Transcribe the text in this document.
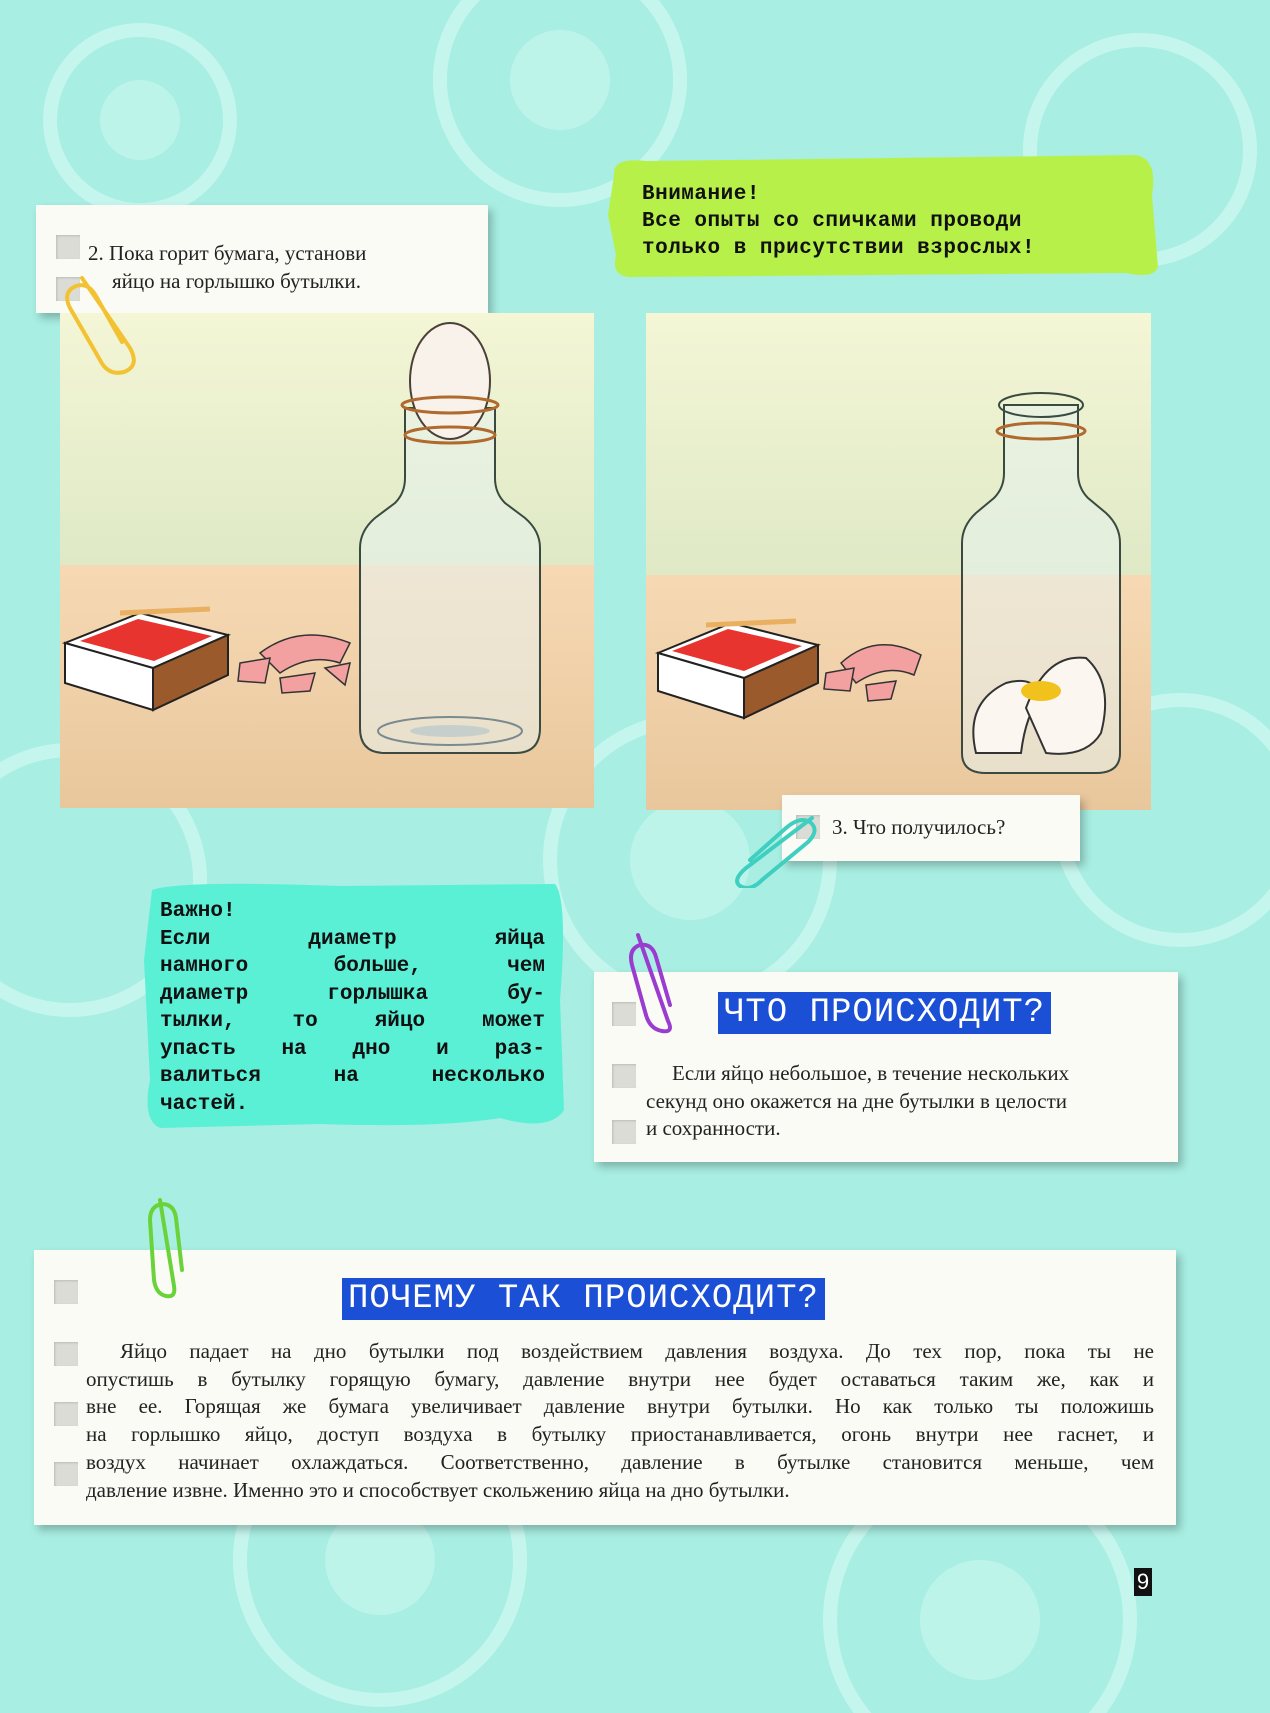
2. Пока горит бумага, установи
яйцо на горлышко бутылки.
Внимание!
Все опыты со спичками проводи
только в присутствии взрослых!
3. Что получилось?
Важно!
Если диаметр яйца
намного больше, чем
диаметр горлышка бу-
тылки, то яйцо может
упасть на дно и раз-
валиться на несколько
частей.
ЧТО ПРОИСХОДИТ?
Если яйцо небольшое, в течение нескольких
секунд оно окажется на дне бутылки в целости
и сохранности.
ПОЧЕМУ ТАК ПРОИСХОДИТ?
Яйцо падает на дно бутылки под воздействием давления воздуха. До тех пор, пока ты не
опустишь в бутылку горящую бумагу, давление внутри нее будет оставаться таким же, как и
вне ее. Горящая же бумага увеличивает давление внутри бутылки. Но как только ты положишь
на горлышко яйцо, доступ воздуха в бутылку приостанавливается, огонь внутри нее гаснет, и
воздух начинает охлаждаться. Соответственно, давление в бутылке становится меньше, чем
давление извне. Именно это и способствует скольжению яйца на дно бутылки.
9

The exercise:
Without the pictures, return all the records precisely as they stand.

Result for this exercise:
Transcribe the text in this document.
2. Пока горит бумага, установи
яйцо на горлышко бутылки.
Внимание!
Все опыты со спичками проводи
только в присутствии взрослых!
3. Что получилось?
Важно!
Если диаметр яйца
намного больше, чем
диаметр горлышка бу-
тылки, то яйцо может
упасть на дно и раз-
валиться на несколько
частей.
ЧТО ПРОИСХОДИТ?
Если яйцо небольшое, в течение нескольких
секунд оно окажется на дне бутылки в целости
и сохранности.
ПОЧЕМУ ТАК ПРОИСХОДИТ?
Яйцо падает на дно бутылки под воздействием давления воздуха. До тех пор, пока ты не
опустишь в бутылку горящую бумагу, давление внутри нее будет оставаться таким же, как и
вне ее. Горящая же бумага увеличивает давление внутри бутылки. Но как только ты положишь
на горлышко яйцо, доступ воздуха в бутылку приостанавливается, огонь внутри нее гаснет, и
воздух начинает охлаждаться. Соответственно, давление в бутылке становится меньше, чем
давление извне. Именно это и способствует скольжению яйца на дно бутылки.
9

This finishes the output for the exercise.